● What you need to do: Identify and pull out each line of the entries in which "programs" occurs.

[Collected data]

━━━━━━

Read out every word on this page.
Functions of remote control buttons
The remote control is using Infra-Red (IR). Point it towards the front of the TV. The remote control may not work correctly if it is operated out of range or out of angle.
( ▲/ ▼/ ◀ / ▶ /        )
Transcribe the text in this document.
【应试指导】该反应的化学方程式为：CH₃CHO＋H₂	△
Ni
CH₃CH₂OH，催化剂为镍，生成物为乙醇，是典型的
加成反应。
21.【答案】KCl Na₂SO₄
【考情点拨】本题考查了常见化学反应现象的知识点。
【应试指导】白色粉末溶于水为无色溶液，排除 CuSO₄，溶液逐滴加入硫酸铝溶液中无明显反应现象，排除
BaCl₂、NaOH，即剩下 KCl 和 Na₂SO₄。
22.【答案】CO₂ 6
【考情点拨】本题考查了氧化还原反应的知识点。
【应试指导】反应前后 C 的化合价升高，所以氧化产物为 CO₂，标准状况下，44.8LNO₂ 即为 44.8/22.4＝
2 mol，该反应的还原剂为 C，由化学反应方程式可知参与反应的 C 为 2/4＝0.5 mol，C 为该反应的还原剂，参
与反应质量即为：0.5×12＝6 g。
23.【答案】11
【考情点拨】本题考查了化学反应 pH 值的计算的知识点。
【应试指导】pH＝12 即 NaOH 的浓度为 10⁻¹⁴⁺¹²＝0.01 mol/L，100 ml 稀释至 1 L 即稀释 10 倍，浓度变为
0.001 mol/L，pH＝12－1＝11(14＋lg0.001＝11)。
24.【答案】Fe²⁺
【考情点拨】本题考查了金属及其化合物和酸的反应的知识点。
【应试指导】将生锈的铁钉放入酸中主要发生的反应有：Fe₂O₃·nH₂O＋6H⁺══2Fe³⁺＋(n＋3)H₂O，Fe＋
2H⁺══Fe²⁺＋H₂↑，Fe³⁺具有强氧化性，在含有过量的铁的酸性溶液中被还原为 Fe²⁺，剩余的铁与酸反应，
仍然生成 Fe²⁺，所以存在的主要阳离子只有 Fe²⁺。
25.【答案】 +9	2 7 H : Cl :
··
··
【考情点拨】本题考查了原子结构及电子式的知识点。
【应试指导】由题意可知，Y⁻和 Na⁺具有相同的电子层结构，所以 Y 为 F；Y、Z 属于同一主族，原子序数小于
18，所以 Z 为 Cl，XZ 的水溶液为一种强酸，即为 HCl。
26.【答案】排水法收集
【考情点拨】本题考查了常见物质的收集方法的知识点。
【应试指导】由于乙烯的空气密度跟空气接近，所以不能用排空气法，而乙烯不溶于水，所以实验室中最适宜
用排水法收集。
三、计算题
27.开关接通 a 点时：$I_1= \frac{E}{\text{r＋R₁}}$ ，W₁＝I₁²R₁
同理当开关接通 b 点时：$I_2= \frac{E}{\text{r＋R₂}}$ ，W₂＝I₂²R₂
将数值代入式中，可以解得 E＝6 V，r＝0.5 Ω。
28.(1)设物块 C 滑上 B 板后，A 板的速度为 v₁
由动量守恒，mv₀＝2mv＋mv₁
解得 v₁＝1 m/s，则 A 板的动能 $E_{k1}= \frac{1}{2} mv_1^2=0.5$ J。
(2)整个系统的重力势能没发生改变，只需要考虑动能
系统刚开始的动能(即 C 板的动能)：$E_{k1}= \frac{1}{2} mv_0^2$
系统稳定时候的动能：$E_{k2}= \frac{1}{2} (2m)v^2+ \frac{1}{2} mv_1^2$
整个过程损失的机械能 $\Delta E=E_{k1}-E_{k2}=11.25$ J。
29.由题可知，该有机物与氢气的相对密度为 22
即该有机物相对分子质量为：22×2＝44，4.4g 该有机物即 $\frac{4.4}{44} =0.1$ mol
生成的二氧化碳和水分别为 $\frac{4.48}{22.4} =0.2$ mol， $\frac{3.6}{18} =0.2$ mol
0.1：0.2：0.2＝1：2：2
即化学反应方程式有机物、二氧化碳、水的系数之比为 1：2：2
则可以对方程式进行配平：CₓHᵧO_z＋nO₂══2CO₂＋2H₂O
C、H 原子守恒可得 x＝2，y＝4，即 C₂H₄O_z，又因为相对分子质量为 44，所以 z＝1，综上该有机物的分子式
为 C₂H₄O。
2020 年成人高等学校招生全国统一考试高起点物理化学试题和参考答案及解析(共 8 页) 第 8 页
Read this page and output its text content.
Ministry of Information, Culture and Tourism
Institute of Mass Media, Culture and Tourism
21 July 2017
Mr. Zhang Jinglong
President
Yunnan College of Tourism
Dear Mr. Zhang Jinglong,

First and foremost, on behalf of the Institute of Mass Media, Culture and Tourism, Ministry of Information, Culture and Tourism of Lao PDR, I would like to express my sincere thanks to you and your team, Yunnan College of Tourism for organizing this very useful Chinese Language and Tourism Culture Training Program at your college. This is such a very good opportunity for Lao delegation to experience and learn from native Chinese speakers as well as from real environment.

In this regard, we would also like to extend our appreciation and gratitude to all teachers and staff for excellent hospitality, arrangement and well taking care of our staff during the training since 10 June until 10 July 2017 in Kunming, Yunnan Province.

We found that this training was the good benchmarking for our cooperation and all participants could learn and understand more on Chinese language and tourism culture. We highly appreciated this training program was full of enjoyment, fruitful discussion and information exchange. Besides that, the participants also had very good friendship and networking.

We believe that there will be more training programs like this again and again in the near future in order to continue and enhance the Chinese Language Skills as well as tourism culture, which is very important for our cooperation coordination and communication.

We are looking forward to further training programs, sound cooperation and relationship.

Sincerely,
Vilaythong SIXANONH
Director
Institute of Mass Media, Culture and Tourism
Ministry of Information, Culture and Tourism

━━━━━━

● Full response:
We believe that there will be more training programs like this again and again in the near future in order to continue and enhance the Chinese Language Skills as well as tourism culture, which is very important for our cooperation coordination and communication.
We are looking forward to further training programs, sound cooperation and relationship.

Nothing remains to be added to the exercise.